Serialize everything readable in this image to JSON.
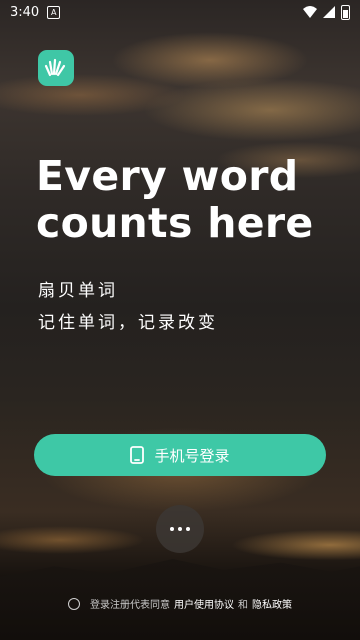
{
  "status_bar": {
    "time": "3:40",
    "notification_letter": "A"
  },
  "app": {
    "logo_icon": "fan-shell-logo-icon",
    "brand_color": "#3ec8a6"
  },
  "hero": {
    "headline_line1": "Every word",
    "headline_line2": "counts here",
    "subtitle_line1": "扇贝单词",
    "subtitle_line2": "记住单词，记录改变"
  },
  "actions": {
    "phone_login_label": "手机号登录",
    "phone_icon": "phone-icon",
    "more_icon": "more-dots-icon"
  },
  "agreement": {
    "prefix": "登录注册代表同意",
    "user_agreement": "用户使用协议",
    "and": "和",
    "privacy_policy": "隐私政策"
  }
}
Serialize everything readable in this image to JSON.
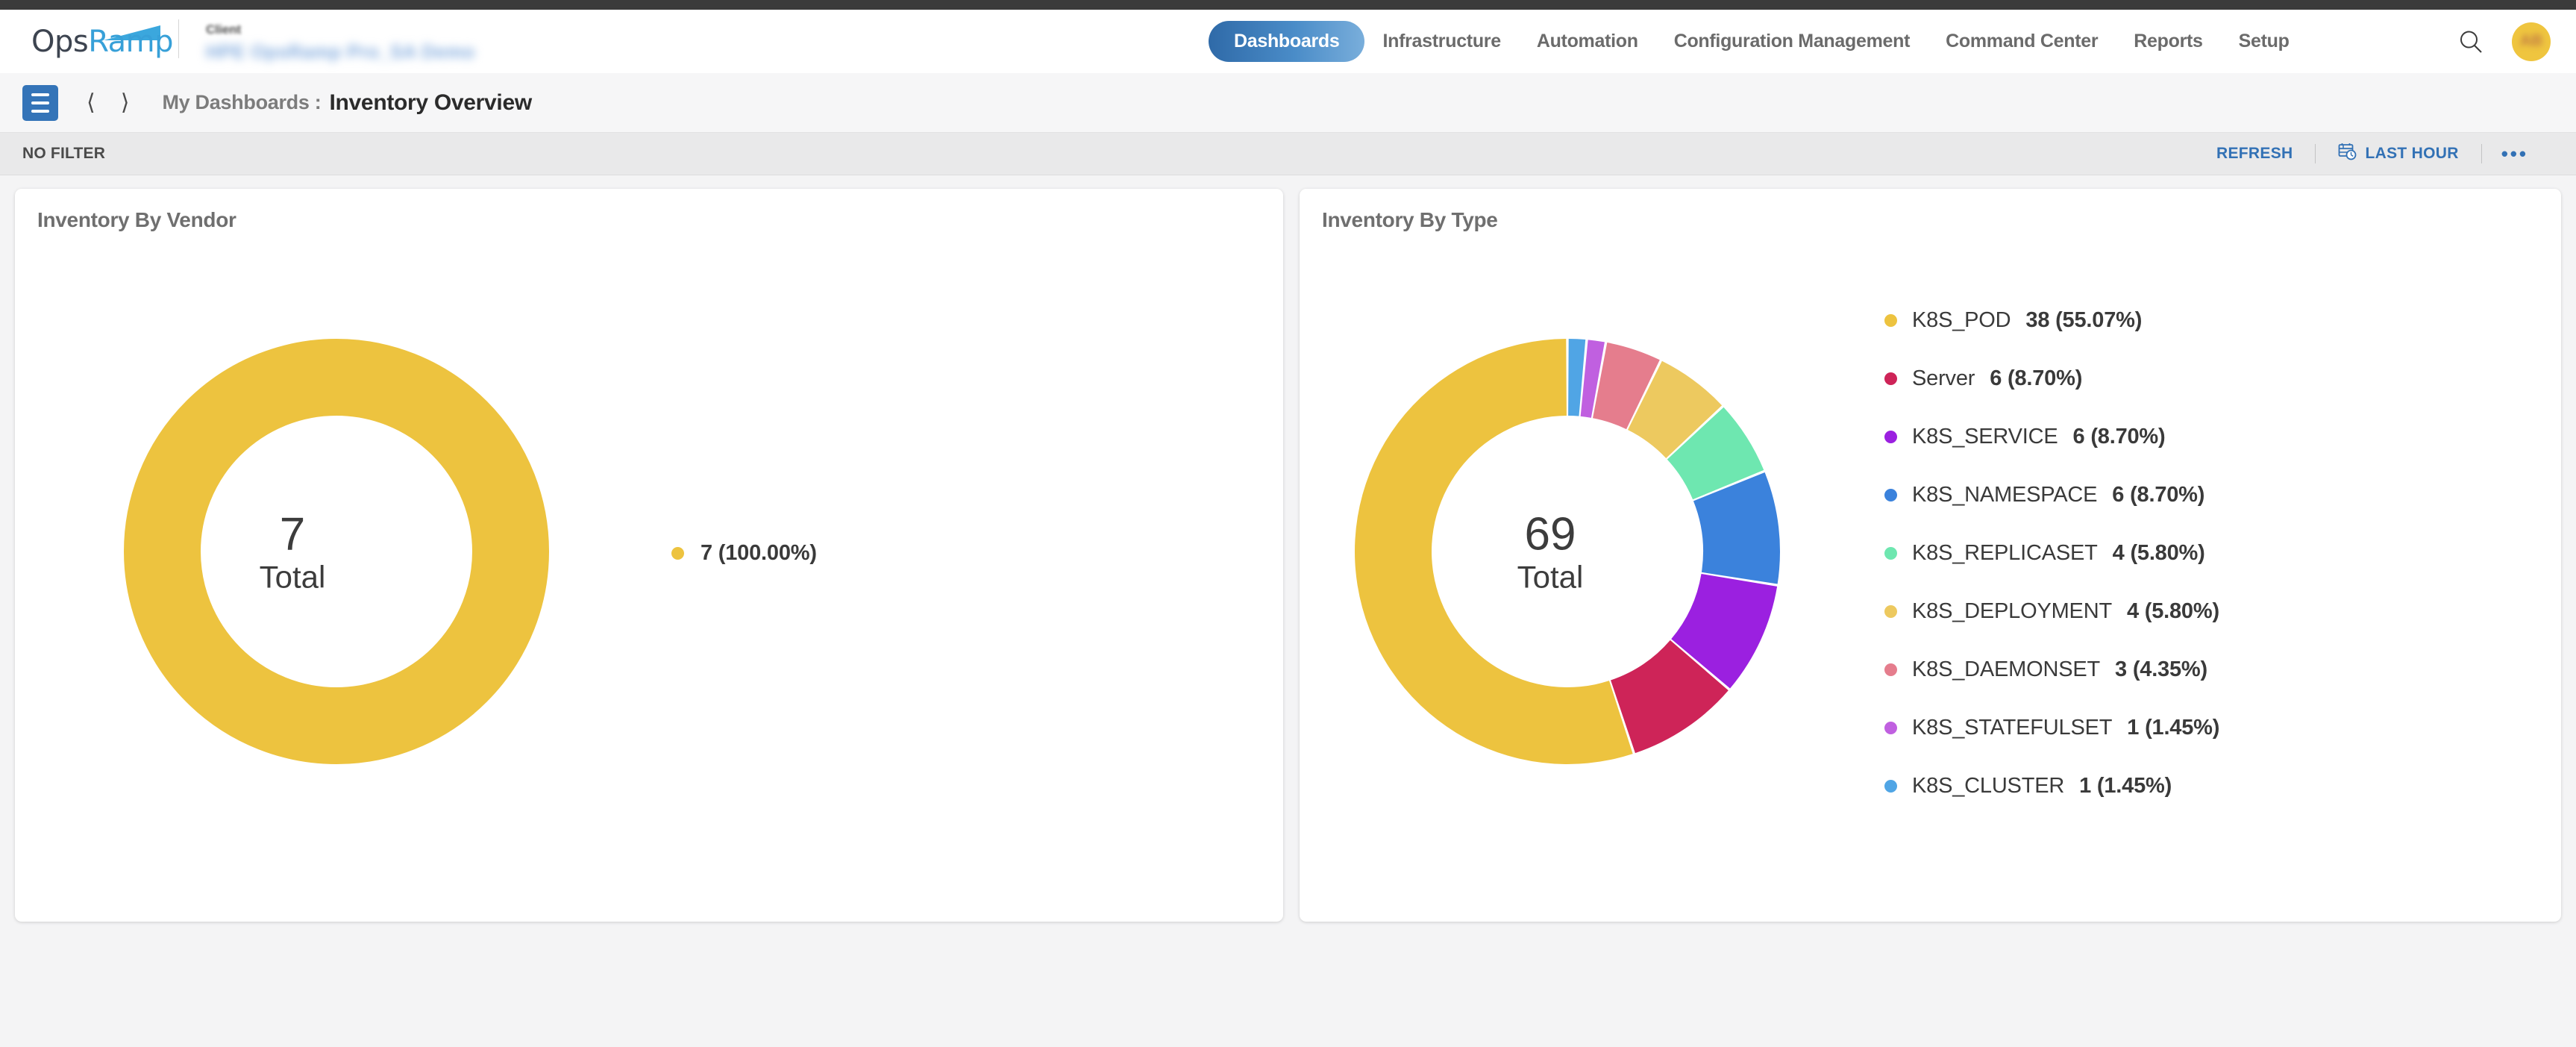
{
  "header": {
    "logo": {
      "part1": "Ops",
      "part2": "Ramp"
    },
    "client_label": "Client",
    "client_name": "HPE OpsRamp Pro_SA Demo",
    "avatar_initials": "AB",
    "search_icon": "search-icon",
    "nav_items": [
      {
        "label": "Dashboards",
        "active": true
      },
      {
        "label": "Infrastructure",
        "active": false
      },
      {
        "label": "Automation",
        "active": false
      },
      {
        "label": "Configuration Management",
        "active": false
      },
      {
        "label": "Command Center",
        "active": false
      },
      {
        "label": "Reports",
        "active": false
      },
      {
        "label": "Setup",
        "active": false
      }
    ]
  },
  "breadcrumb": {
    "menu_icon": "hamburger-menu-icon",
    "prev_icon": "chevron-left-icon",
    "next_icon": "chevron-right-icon",
    "parent": "My Dashboards :",
    "current": "Inventory Overview"
  },
  "filter_bar": {
    "status": "NO FILTER",
    "refresh_label": "REFRESH",
    "time_range_label": "LAST HOUR",
    "time_range_icon": "calendar-clock-icon",
    "more_label": "•••",
    "accent_color": "#3271b5"
  },
  "cards": [
    {
      "id": "inventory-by-vendor",
      "title": "Inventory By Vendor",
      "total": "7",
      "total_label": "Total"
    },
    {
      "id": "inventory-by-type",
      "title": "Inventory By Type",
      "total": "69",
      "total_label": "Total"
    }
  ],
  "chart_data": [
    {
      "type": "pie",
      "title": "Inventory By Vendor",
      "variant": "donut",
      "center_value": 7,
      "center_label": "Total",
      "total": 7,
      "legend_position": "right",
      "categories": [
        ""
      ],
      "values": [
        7
      ],
      "percentages": [
        100.0
      ],
      "labels": [
        "7 (100.00%)"
      ],
      "colors": [
        "#edc33f"
      ]
    },
    {
      "type": "pie",
      "title": "Inventory By Type",
      "variant": "donut",
      "center_value": 69,
      "center_label": "Total",
      "total": 69,
      "legend_position": "right",
      "categories": [
        "K8S_POD",
        "Server",
        "K8S_SERVICE",
        "K8S_NAMESPACE",
        "K8S_REPLICASET",
        "K8S_DEPLOYMENT",
        "K8S_DAEMONSET",
        "K8S_STATEFULSET",
        "K8S_CLUSTER"
      ],
      "values": [
        38,
        6,
        6,
        6,
        4,
        4,
        3,
        1,
        1
      ],
      "percentages": [
        55.07,
        8.7,
        8.7,
        8.7,
        5.8,
        5.8,
        4.35,
        1.45,
        1.45
      ],
      "labels": [
        "38 (55.07%)",
        "6 (8.70%)",
        "6 (8.70%)",
        "6 (8.70%)",
        "4 (5.80%)",
        "4 (5.80%)",
        "3 (4.35%)",
        "1 (1.45%)",
        "1 (1.45%)"
      ],
      "colors": [
        "#edc33f",
        "#ce2458",
        "#9b20e0",
        "#3b82dc",
        "#6ee7b0",
        "#edc95f",
        "#e57d8d",
        "#c060e0",
        "#50a5e5"
      ]
    }
  ]
}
────
§ **EXERCISE DESCRIPTION**:
Repeat the lines above exactly, and keep every picture out.

§ **SOLUTION BELOW**:
Serialize everything readable in this image to JSON.
{
  "status_bar": {
    "time": "3:40",
    "notification_letter": "A"
  },
  "app": {
    "logo_icon": "fan-shell-logo-icon",
    "brand_color": "#3ec8a6"
  },
  "hero": {
    "headline_line1": "Every word",
    "headline_line2": "counts here",
    "subtitle_line1": "扇贝单词",
    "subtitle_line2": "记住单词，记录改变"
  },
  "actions": {
    "phone_login_label": "手机号登录",
    "phone_icon": "phone-icon",
    "more_icon": "more-dots-icon"
  },
  "agreement": {
    "prefix": "登录注册代表同意",
    "user_agreement": "用户使用协议",
    "and": "和",
    "privacy_policy": "隐私政策"
  }
}
Serialize everything readable in this image to JSON.
{
  "header": {
    "logo": {
      "part1": "Ops",
      "part2": "Ramp"
    },
    "client_label": "Client",
    "client_name": "HPE OpsRamp Pro_SA Demo",
    "avatar_initials": "AB",
    "search_icon": "search-icon",
    "nav_items": [
      {
        "label": "Dashboards",
        "active": true
      },
      {
        "label": "Infrastructure",
        "active": false
      },
      {
        "label": "Automation",
        "active": false
      },
      {
        "label": "Configuration Management",
        "active": false
      },
      {
        "label": "Command Center",
        "active": false
      },
      {
        "label": "Reports",
        "active": false
      },
      {
        "label": "Setup",
        "active": false
      }
    ]
  },
  "breadcrumb": {
    "menu_icon": "hamburger-menu-icon",
    "prev_icon": "chevron-left-icon",
    "next_icon": "chevron-right-icon",
    "parent": "My Dashboards :",
    "current": "Inventory Overview"
  },
  "filter_bar": {
    "status": "NO FILTER",
    "refresh_label": "REFRESH",
    "time_range_label": "LAST HOUR",
    "time_range_icon": "calendar-clock-icon",
    "more_label": "•••",
    "accent_color": "#3271b5"
  },
  "cards": [
    {
      "id": "inventory-by-vendor",
      "title": "Inventory By Vendor",
      "total": "7",
      "total_label": "Total"
    },
    {
      "id": "inventory-by-type",
      "title": "Inventory By Type",
      "total": "69",
      "total_label": "Total"
    }
  ],
  "chart_data": [
    {
      "type": "pie",
      "title": "Inventory By Vendor",
      "variant": "donut",
      "center_value": 7,
      "center_label": "Total",
      "total": 7,
      "legend_position": "right",
      "categories": [
        ""
      ],
      "values": [
        7
      ],
      "percentages": [
        100.0
      ],
      "labels": [
        "7 (100.00%)"
      ],
      "colors": [
        "#edc33f"
      ]
    },
    {
      "type": "pie",
      "title": "Inventory By Type",
      "variant": "donut",
      "center_value": 69,
      "center_label": "Total",
      "total": 69,
      "legend_position": "right",
      "categories": [
        "K8S_POD",
        "Server",
        "K8S_SERVICE",
        "K8S_NAMESPACE",
        "K8S_REPLICASET",
        "K8S_DEPLOYMENT",
        "K8S_DAEMONSET",
        "K8S_STATEFULSET",
        "K8S_CLUSTER"
      ],
      "values": [
        38,
        6,
        6,
        6,
        4,
        4,
        3,
        1,
        1
      ],
      "percentages": [
        55.07,
        8.7,
        8.7,
        8.7,
        5.8,
        5.8,
        4.35,
        1.45,
        1.45
      ],
      "labels": [
        "38 (55.07%)",
        "6 (8.70%)",
        "6 (8.70%)",
        "6 (8.70%)",
        "4 (5.80%)",
        "4 (5.80%)",
        "3 (4.35%)",
        "1 (1.45%)",
        "1 (1.45%)"
      ],
      "colors": [
        "#edc33f",
        "#ce2458",
        "#9b20e0",
        "#3b82dc",
        "#6ee7b0",
        "#edc95f",
        "#e57d8d",
        "#c060e0",
        "#50a5e5"
      ]
    }
  ]
}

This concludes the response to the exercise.